Write the records below out again exactly as given, with no images.
+ + + + +
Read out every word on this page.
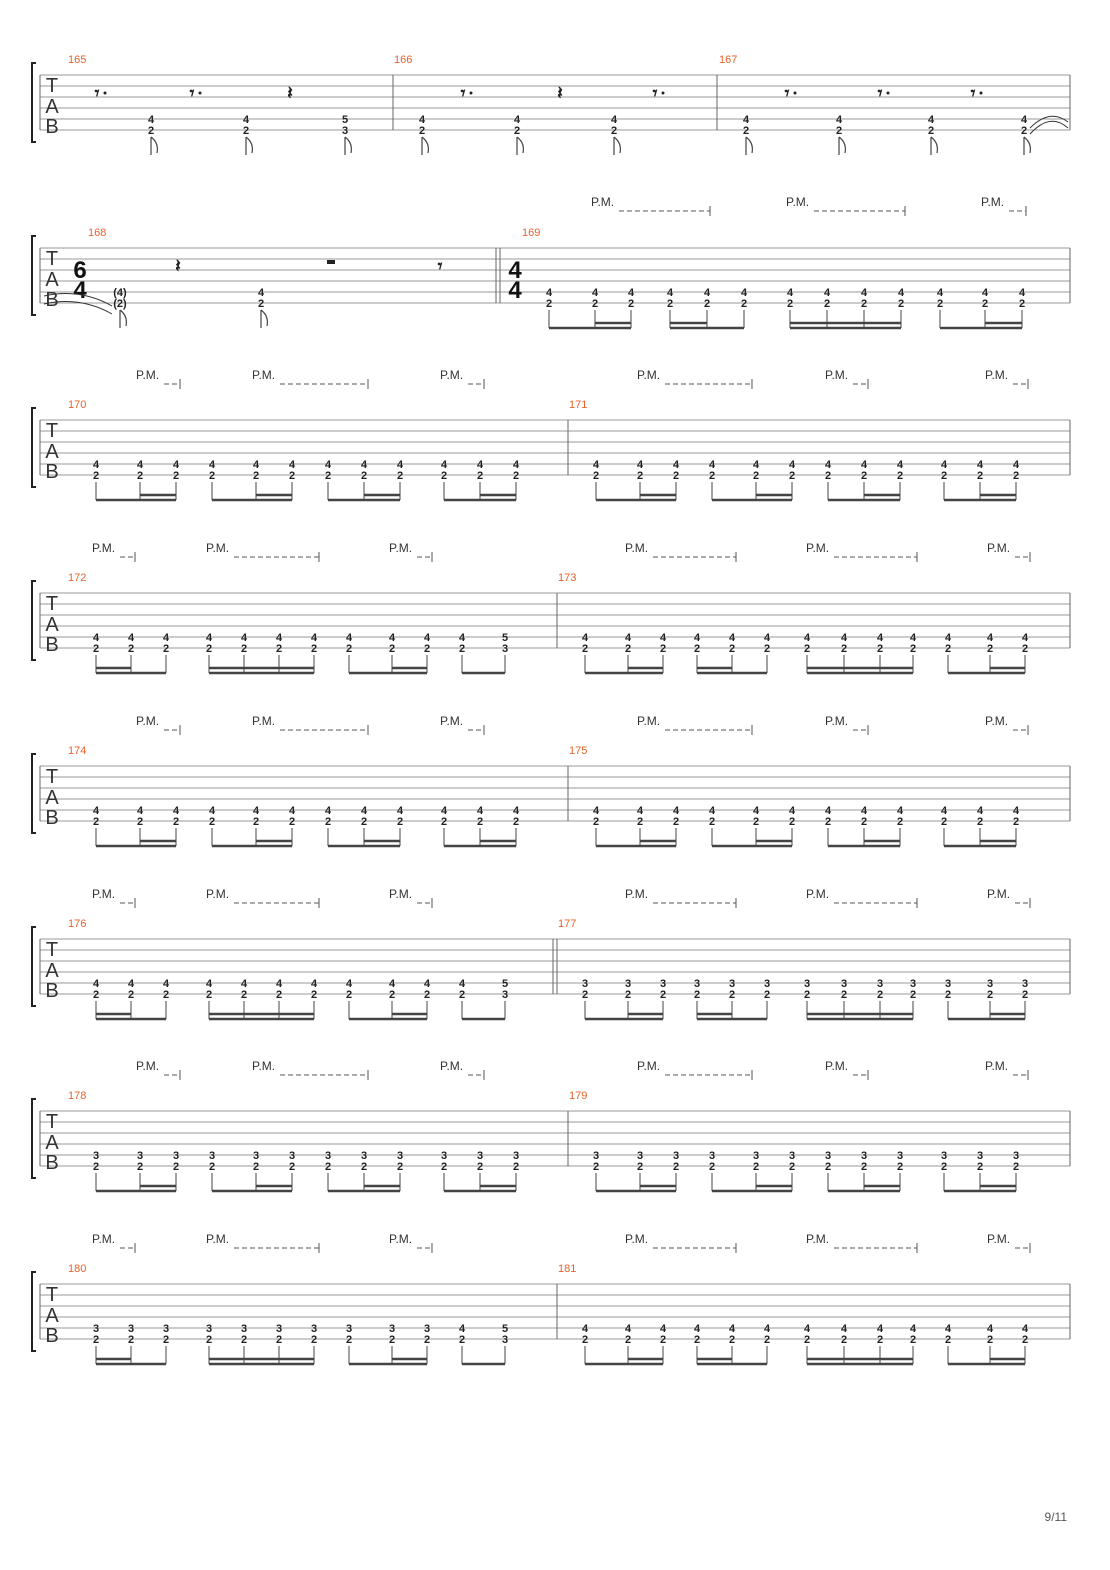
T
A
B
165	166	167
𝄾
4
2
𝄾
4
2
𝄽
5
3
4
2
𝄾
4
2
𝄽
4
2
𝄾
4
2
𝄾
4
2
𝄾
4
2
𝄾
4
2
T
A
B
168	169
6
4
4
4
(4)
(2)
𝄽
4
2
𝄾
4
2
4
2
4
2
4
2
4
2
4
2
4
2
4
2
4
2
4
2
4
2
4
2
4
2
P.M.	P.M.	P.M.
T
A
B
170	171
4
2
4
2
4
2
4
2
4
2
4
2
4
2
4
2
4
2
4
2
4
2
4
2
4
2
4
2
4
2
4
2
4
2
4
2
4
2
4
2
4
2
4
2
4
2
4
2
P.M.	P.M.	P.M.	P.M.	P.M.	P.M.
T
A
B
172	173
4
2
4
2
4
2
4
2
4
2
4
2
4
2
4
2
4
2
4
2
4
2
5
3
4
2
4
2
4
2
4
2
4
2
4
2
4
2
4
2
4
2
4
2
4
2
4
2
4
2
P.M.	P.M.	P.M.	P.M.	P.M.	P.M.
T
A
B
174	175
4
2
4
2
4
2
4
2
4
2
4
2
4
2
4
2
4
2
4
2
4
2
4
2
4
2
4
2
4
2
4
2
4
2
4
2
4
2
4
2
4
2
4
2
4
2
4
2
P.M.	P.M.	P.M.	P.M.	P.M.	P.M.
T
A
B
176	177
4
2
4
2
4
2
4
2
4
2
4
2
4
2
4
2
4
2
4
2
4
2
5
3
3
2
3
2
3
2
3
2
3
2
3
2
3
2
3
2
3
2
3
2
3
2
3
2
3
2
P.M.	P.M.	P.M.	P.M.	P.M.	P.M.
T
A
B
178	179
3
2
3
2
3
2
3
2
3
2
3
2
3
2
3
2
3
2
3
2
3
2
3
2
3
2
3
2
3
2
3
2
3
2
3
2
3
2
3
2
3
2
3
2
3
2
3
2
P.M.	P.M.	P.M.	P.M.	P.M.	P.M.
T
A
B
180	181
3
2
3
2
3
2
3
2
3
2
3
2
3
2
3
2
3
2
3
2
4
2
5
3
4
2
4
2
4
2
4
2
4
2
4
2
4
2
4
2
4
2
4
2
4
2
4
2
4
2
P.M.	P.M.	P.M.	P.M.	P.M.	P.M.
9/11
+ + + + +
# [WRITTEN ANSWER]
Read out every word on this page.
T
A
B
165	166	167
𝄾
4
2
𝄾
4
2
𝄽
5
3
4
2
𝄾
4
2
𝄽
4
2
𝄾
4
2
𝄾
4
2
𝄾
4
2
𝄾
4
2
T
A
B
168	169
6
4
4
4
(4)
(2)
𝄽
4
2
𝄾
4
2
4
2
4
2
4
2
4
2
4
2
4
2
4
2
4
2
4
2
4
2
4
2
4
2
P.M.	P.M.	P.M.
T
A
B
170	171
4
2
4
2
4
2
4
2
4
2
4
2
4
2
4
2
4
2
4
2
4
2
4
2
4
2
4
2
4
2
4
2
4
2
4
2
4
2
4
2
4
2
4
2
4
2
4
2
P.M.	P.M.	P.M.	P.M.	P.M.	P.M.
T
A
B
172	173
4
2
4
2
4
2
4
2
4
2
4
2
4
2
4
2
4
2
4
2
4
2
5
3
4
2
4
2
4
2
4
2
4
2
4
2
4
2
4
2
4
2
4
2
4
2
4
2
4
2
P.M.	P.M.	P.M.	P.M.	P.M.	P.M.
T
A
B
174	175
4
2
4
2
4
2
4
2
4
2
4
2
4
2
4
2
4
2
4
2
4
2
4
2
4
2
4
2
4
2
4
2
4
2
4
2
4
2
4
2
4
2
4
2
4
2
4
2
P.M.	P.M.	P.M.	P.M.	P.M.	P.M.
T
A
B
176	177
4
2
4
2
4
2
4
2
4
2
4
2
4
2
4
2
4
2
4
2
4
2
5
3
3
2
3
2
3
2
3
2
3
2
3
2
3
2
3
2
3
2
3
2
3
2
3
2
3
2
P.M.	P.M.	P.M.	P.M.	P.M.	P.M.
T
A
B
178	179
3
2
3
2
3
2
3
2
3
2
3
2
3
2
3
2
3
2
3
2
3
2
3
2
3
2
3
2
3
2
3
2
3
2
3
2
3
2
3
2
3
2
3
2
3
2
3
2
P.M.	P.M.	P.M.	P.M.	P.M.	P.M.
T
A
B
180	181
3
2
3
2
3
2
3
2
3
2
3
2
3
2
3
2
3
2
3
2
4
2
5
3
4
2
4
2
4
2
4
2
4
2
4
2
4
2
4
2
4
2
4
2
4
2
4
2
4
2
P.M.	P.M.	P.M.	P.M.	P.M.	P.M.
9/11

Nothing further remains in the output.